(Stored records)
# # #

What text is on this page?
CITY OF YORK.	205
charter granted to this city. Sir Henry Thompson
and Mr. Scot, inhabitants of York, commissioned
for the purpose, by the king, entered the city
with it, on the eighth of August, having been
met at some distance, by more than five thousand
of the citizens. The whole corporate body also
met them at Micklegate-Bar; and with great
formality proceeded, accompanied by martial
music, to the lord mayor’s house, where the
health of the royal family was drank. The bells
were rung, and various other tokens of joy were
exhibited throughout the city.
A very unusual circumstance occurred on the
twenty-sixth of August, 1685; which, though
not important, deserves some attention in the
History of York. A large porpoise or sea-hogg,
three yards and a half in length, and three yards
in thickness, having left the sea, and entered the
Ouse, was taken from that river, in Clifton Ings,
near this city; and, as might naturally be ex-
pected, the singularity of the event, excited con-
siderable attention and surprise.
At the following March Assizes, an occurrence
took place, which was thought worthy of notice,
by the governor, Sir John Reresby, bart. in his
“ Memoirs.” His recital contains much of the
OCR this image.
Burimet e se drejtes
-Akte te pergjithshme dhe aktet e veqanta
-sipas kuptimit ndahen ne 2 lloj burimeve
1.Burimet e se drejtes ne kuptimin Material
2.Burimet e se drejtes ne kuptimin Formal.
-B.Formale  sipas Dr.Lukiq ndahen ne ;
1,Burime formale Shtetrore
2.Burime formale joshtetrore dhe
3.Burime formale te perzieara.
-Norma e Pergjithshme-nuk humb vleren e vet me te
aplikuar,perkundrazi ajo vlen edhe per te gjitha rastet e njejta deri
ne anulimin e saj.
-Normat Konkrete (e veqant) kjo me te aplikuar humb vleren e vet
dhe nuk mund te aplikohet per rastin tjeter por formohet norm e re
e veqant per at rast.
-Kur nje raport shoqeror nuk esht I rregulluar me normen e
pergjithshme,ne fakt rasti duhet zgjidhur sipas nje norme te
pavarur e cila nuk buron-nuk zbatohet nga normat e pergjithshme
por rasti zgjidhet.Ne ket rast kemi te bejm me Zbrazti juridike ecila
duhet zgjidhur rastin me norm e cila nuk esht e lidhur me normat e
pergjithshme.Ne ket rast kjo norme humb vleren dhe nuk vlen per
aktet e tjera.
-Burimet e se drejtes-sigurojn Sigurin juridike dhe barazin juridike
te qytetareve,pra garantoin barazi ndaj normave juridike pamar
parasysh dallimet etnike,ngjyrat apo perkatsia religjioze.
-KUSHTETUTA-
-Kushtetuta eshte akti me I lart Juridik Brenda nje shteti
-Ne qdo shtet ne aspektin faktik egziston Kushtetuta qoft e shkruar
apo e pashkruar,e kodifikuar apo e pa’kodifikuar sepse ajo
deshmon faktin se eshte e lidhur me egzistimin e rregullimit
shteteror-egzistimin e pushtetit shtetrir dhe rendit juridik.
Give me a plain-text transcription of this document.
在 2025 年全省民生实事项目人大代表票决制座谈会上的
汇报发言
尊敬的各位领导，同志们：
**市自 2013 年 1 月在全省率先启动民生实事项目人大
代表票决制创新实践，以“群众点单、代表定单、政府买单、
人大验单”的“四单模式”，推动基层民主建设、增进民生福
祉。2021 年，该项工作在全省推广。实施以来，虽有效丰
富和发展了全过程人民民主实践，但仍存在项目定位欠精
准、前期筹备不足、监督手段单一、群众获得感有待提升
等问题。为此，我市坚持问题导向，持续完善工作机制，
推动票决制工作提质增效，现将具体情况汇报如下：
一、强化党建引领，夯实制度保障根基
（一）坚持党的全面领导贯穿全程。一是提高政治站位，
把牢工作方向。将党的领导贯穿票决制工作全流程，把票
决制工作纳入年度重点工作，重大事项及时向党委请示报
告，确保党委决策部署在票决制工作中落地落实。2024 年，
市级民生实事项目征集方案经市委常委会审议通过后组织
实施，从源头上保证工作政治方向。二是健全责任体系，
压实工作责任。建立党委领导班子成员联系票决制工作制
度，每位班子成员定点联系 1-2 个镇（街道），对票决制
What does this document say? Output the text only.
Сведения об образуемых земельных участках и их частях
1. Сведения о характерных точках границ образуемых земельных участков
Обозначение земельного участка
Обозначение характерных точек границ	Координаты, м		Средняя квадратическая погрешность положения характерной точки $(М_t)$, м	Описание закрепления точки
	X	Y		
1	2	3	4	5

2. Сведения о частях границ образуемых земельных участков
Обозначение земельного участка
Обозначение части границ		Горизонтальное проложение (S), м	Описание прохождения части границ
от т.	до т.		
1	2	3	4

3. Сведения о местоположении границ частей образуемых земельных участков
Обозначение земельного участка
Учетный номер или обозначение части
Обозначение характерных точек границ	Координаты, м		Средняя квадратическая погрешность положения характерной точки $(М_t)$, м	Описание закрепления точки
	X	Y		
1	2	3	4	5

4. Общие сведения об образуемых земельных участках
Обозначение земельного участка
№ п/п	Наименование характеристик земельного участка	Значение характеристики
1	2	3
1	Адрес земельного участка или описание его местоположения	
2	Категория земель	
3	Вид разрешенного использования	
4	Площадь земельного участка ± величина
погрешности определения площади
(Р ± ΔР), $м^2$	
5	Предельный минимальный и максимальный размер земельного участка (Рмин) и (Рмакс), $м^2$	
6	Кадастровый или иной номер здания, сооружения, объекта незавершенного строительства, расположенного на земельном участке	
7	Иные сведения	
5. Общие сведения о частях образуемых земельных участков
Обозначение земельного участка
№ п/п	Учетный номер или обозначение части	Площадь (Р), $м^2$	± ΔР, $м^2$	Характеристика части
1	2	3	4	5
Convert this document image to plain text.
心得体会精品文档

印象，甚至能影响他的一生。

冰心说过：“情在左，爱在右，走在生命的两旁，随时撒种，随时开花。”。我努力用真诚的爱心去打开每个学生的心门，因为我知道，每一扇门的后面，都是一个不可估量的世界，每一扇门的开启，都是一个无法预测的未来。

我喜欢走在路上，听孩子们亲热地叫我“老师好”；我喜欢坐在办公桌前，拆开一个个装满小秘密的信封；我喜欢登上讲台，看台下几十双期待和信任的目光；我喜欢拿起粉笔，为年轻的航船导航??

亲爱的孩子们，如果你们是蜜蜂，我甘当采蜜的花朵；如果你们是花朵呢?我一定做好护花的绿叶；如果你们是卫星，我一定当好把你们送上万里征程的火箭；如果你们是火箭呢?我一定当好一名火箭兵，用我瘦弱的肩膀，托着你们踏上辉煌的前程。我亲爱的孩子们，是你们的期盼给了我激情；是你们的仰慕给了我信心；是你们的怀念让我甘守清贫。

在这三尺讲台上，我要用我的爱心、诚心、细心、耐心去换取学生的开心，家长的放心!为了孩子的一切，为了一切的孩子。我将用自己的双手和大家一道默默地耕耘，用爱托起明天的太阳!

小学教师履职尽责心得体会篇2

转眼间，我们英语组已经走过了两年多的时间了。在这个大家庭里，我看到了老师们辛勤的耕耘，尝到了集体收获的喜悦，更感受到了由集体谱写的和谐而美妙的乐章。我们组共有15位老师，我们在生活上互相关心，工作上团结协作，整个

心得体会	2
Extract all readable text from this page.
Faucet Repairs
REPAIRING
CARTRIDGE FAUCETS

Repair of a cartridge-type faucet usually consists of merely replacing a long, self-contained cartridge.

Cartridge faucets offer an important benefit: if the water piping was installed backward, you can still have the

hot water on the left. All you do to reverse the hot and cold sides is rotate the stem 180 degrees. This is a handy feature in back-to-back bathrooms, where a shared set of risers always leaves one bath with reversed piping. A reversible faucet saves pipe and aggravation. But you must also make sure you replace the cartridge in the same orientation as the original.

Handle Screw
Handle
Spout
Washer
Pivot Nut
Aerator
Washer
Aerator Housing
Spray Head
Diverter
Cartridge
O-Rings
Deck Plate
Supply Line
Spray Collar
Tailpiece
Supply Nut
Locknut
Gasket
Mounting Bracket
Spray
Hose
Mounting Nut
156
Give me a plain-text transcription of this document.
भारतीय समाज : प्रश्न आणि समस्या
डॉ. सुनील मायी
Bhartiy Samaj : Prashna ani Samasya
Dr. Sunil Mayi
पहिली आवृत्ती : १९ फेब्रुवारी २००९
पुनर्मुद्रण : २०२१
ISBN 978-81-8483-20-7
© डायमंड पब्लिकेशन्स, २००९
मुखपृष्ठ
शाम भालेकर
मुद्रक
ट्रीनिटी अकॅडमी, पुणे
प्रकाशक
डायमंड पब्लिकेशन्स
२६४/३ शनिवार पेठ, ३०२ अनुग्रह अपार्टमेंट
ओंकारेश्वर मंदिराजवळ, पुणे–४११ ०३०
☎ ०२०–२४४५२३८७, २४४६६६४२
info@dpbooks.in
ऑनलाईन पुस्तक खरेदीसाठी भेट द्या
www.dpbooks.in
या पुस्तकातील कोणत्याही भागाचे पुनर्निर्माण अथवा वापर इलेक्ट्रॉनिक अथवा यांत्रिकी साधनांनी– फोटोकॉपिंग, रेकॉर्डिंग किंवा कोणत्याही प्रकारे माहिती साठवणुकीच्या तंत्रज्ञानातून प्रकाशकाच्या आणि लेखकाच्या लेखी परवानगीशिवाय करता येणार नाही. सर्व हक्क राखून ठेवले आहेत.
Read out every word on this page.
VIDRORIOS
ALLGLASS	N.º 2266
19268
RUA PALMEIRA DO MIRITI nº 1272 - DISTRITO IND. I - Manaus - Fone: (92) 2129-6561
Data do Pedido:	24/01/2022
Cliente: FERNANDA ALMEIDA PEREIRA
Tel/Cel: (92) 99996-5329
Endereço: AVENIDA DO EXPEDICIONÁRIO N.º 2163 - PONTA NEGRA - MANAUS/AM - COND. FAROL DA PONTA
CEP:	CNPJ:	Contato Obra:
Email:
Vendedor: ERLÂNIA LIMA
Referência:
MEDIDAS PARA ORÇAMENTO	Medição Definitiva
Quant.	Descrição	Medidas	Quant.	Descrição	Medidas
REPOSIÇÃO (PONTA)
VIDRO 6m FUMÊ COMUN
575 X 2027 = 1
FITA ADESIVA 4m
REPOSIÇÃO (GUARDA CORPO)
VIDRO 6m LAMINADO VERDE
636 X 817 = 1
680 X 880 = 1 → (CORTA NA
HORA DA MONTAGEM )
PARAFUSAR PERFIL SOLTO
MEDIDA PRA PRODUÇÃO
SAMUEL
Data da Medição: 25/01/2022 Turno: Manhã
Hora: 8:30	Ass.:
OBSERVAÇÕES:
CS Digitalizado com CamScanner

# # #

# EXERCISE INSTRUCTIONS
Extract lines where the string "номер" occurs.

# SOLUTION TO THIS PROBLEM
Учетный номер или обозначение части
6	Кадастровый или иной номер здания, сооружения, объекта незавершенного строительства, расположенного на земельном участке	
№ п/п	Учетный номер или обозначение части	Площадь (Р), $м^2$	± ΔР, $м^2$	Характеристика части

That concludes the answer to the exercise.